--- Begin Record extracts ---

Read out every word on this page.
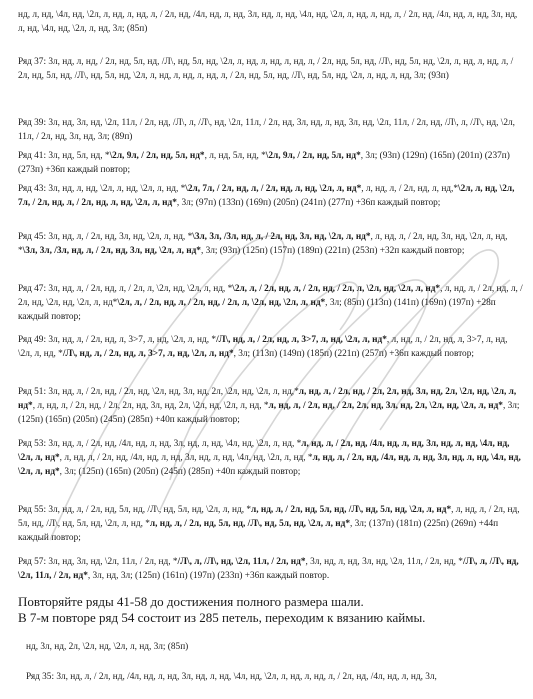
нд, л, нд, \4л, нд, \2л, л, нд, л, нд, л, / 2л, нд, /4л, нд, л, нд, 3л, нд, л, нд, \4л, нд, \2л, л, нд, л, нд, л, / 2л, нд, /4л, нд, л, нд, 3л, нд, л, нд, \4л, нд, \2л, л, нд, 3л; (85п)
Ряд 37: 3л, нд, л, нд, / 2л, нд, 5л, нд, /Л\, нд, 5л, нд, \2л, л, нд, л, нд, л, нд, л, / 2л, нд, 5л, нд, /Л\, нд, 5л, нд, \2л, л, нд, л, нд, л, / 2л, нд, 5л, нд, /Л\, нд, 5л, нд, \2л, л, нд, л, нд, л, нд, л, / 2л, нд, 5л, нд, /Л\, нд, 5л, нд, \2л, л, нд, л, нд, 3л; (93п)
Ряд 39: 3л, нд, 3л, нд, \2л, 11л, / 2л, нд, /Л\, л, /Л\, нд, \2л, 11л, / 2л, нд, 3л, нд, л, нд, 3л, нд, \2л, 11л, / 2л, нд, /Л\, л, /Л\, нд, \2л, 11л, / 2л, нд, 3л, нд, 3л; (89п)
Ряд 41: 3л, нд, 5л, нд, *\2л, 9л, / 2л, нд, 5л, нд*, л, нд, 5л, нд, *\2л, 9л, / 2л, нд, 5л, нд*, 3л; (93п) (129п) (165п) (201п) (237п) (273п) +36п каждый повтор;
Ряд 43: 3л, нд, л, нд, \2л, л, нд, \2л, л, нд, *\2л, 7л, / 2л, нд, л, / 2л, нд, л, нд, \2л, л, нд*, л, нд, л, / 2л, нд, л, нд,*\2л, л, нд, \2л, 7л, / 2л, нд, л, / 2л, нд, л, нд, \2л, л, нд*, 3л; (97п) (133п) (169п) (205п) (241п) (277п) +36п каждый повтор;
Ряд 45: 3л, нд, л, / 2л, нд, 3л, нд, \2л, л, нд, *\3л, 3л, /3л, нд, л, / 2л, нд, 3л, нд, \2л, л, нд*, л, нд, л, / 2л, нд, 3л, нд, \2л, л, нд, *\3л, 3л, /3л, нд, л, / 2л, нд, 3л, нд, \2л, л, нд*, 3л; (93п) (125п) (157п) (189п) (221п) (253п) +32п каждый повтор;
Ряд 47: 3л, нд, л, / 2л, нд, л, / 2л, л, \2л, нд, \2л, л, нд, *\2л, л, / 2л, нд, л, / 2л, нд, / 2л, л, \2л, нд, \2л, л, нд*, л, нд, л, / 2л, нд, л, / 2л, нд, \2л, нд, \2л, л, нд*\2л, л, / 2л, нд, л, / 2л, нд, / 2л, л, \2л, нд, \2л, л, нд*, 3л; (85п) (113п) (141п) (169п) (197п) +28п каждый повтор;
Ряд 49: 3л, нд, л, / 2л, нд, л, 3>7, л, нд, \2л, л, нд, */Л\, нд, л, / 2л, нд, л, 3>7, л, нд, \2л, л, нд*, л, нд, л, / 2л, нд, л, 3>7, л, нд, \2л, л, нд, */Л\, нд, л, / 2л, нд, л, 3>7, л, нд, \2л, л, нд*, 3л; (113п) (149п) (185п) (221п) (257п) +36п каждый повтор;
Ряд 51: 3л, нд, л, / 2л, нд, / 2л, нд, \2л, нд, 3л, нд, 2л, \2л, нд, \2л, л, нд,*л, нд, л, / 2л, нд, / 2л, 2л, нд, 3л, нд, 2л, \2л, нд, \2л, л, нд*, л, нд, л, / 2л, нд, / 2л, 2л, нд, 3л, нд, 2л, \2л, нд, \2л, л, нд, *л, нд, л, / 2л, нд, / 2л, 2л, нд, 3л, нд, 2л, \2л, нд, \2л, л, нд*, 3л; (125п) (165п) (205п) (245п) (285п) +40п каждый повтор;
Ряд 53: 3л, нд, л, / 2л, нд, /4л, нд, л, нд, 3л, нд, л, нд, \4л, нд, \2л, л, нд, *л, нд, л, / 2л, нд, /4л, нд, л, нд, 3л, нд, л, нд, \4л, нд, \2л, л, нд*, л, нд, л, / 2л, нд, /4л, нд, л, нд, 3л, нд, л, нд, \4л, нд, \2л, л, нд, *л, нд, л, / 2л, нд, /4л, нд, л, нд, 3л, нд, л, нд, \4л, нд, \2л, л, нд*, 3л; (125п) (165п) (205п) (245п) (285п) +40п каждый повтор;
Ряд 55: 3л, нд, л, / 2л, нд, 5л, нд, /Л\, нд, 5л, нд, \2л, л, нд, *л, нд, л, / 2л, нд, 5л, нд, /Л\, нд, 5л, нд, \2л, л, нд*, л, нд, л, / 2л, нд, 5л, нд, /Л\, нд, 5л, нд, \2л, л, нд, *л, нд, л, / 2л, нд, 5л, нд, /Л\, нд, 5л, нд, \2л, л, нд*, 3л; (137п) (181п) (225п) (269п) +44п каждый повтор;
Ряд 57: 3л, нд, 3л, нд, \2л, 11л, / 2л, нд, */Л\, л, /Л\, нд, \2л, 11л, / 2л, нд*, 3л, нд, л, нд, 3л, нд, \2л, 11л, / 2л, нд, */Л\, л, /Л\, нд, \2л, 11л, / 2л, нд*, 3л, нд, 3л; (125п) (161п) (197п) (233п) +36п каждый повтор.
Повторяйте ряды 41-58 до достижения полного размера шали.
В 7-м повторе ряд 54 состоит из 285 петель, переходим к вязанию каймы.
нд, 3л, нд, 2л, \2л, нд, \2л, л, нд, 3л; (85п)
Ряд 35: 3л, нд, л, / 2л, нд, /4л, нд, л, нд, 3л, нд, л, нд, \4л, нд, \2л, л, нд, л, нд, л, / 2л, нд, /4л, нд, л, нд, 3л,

--- End Record extracts ---

Take the records above and transcribe them exactly, dropping every picture.

Read out every word on this page.
нд, л, нд, \4л, нд, \2л, л, нд, л, нд, л, / 2л, нд, /4л, нд, л, нд, 3л, нд, л, нд, \4л, нд, \2л, л, нд, л, нд, л, / 2л, нд, /4л, нд, л, нд, 3л, нд, л, нд, \4л, нд, \2л, л, нд, 3л; (85п)
Ряд 37: 3л, нд, л, нд, / 2л, нд, 5л, нд, /Л\, нд, 5л, нд, \2л, л, нд, л, нд, л, нд, л, / 2л, нд, 5л, нд, /Л\, нд, 5л, нд, \2л, л, нд, л, нд, л, / 2л, нд, 5л, нд, /Л\, нд, 5л, нд, \2л, л, нд, л, нд, л, нд, л, / 2л, нд, 5л, нд, /Л\, нд, 5л, нд, \2л, л, нд, л, нд, 3л; (93п)
Ряд 39: 3л, нд, 3л, нд, \2л, 11л, / 2л, нд, /Л\, л, /Л\, нд, \2л, 11л, / 2л, нд, 3л, нд, л, нд, 3л, нд, \2л, 11л, / 2л, нд, /Л\, л, /Л\, нд, \2л, 11л, / 2л, нд, 3л, нд, 3л; (89п)
Ряд 41: 3л, нд, 5л, нд, *\2л, 9л, / 2л, нд, 5л, нд*, л, нд, 5л, нд, *\2л, 9л, / 2л, нд, 5л, нд*, 3л; (93п) (129п) (165п) (201п) (237п) (273п) +36п каждый повтор;
Ряд 43: 3л, нд, л, нд, \2л, л, нд, \2л, л, нд, *\2л, 7л, / 2л, нд, л, / 2л, нд, л, нд, \2л, л, нд*, л, нд, л, / 2л, нд, л, нд,*\2л, л, нд, \2л, 7л, / 2л, нд, л, / 2л, нд, л, нд, \2л, л, нд*, 3л; (97п) (133п) (169п) (205п) (241п) (277п) +36п каждый повтор;
Ряд 45: 3л, нд, л, / 2л, нд, 3л, нд, \2л, л, нд, *\3л, 3л, /3л, нд, л, / 2л, нд, 3л, нд, \2л, л, нд*, л, нд, л, / 2л, нд, 3л, нд, \2л, л, нд, *\3л, 3л, /3л, нд, л, / 2л, нд, 3л, нд, \2л, л, нд*, 3л; (93п) (125п) (157п) (189п) (221п) (253п) +32п каждый повтор;
Ряд 47: 3л, нд, л, / 2л, нд, л, / 2л, л, \2л, нд, \2л, л, нд, *\2л, л, / 2л, нд, л, / 2л, нд, / 2л, л, \2л, нд, \2л, л, нд*, л, нд, л, / 2л, нд, л, / 2л, нд, \2л, нд, \2л, л, нд*\2л, л, / 2л, нд, л, / 2л, нд, / 2л, л, \2л, нд, \2л, л, нд*, 3л; (85п) (113п) (141п) (169п) (197п) +28п каждый повтор;
Ряд 49: 3л, нд, л, / 2л, нд, л, 3>7, л, нд, \2л, л, нд, */Л\, нд, л, / 2л, нд, л, 3>7, л, нд, \2л, л, нд*, л, нд, л, / 2л, нд, л, 3>7, л, нд, \2л, л, нд, */Л\, нд, л, / 2л, нд, л, 3>7, л, нд, \2л, л, нд*, 3л; (113п) (149п) (185п) (221п) (257п) +36п каждый повтор;
Ряд 51: 3л, нд, л, / 2л, нд, / 2л, нд, \2л, нд, 3л, нд, 2л, \2л, нд, \2л, л, нд,*л, нд, л, / 2л, нд, / 2л, 2л, нд, 3л, нд, 2л, \2л, нд, \2л, л, нд*, л, нд, л, / 2л, нд, / 2л, 2л, нд, 3л, нд, 2л, \2л, нд, \2л, л, нд, *л, нд, л, / 2л, нд, / 2л, 2л, нд, 3л, нд, 2л, \2л, нд, \2л, л, нд*, 3л; (125п) (165п) (205п) (245п) (285п) +40п каждый повтор;
Ряд 53: 3л, нд, л, / 2л, нд, /4л, нд, л, нд, 3л, нд, л, нд, \4л, нд, \2л, л, нд, *л, нд, л, / 2л, нд, /4л, нд, л, нд, 3л, нд, л, нд, \4л, нд, \2л, л, нд*, л, нд, л, / 2л, нд, /4л, нд, л, нд, 3л, нд, л, нд, \4л, нд, \2л, л, нд, *л, нд, л, / 2л, нд, /4л, нд, л, нд, 3л, нд, л, нд, \4л, нд, \2л, л, нд*, 3л; (125п) (165п) (205п) (245п) (285п) +40п каждый повтор;
Ряд 55: 3л, нд, л, / 2л, нд, 5л, нд, /Л\, нд, 5л, нд, \2л, л, нд, *л, нд, л, / 2л, нд, 5л, нд, /Л\, нд, 5л, нд, \2л, л, нд*, л, нд, л, / 2л, нд, 5л, нд, /Л\, нд, 5л, нд, \2л, л, нд, *л, нд, л, / 2л, нд, 5л, нд, /Л\, нд, 5л, нд, \2л, л, нд*, 3л; (137п) (181п) (225п) (269п) +44п каждый повтор;
Ряд 57: 3л, нд, 3л, нд, \2л, 11л, / 2л, нд, */Л\, л, /Л\, нд, \2л, 11л, / 2л, нд*, 3л, нд, л, нд, 3л, нд, \2л, 11л, / 2л, нд, */Л\, л, /Л\, нд, \2л, 11л, / 2л, нд*, 3л, нд, 3л; (125п) (161п) (197п) (233п) +36п каждый повтор.
Повторяйте ряды 41-58 до достижения полного размера шали.
В 7-м повторе ряд 54 состоит из 285 петель, переходим к вязанию каймы.
нд, 3л, нд, 2л, \2л, нд, \2л, л, нд, 3л; (85п)
Ряд 35: 3л, нд, л, / 2л, нд, /4л, нд, л, нд, 3л, нд, л, нд, \4л, нд, \2л, л, нд, л, нд, л, / 2л, нд, /4л, нд, л, нд, 3л,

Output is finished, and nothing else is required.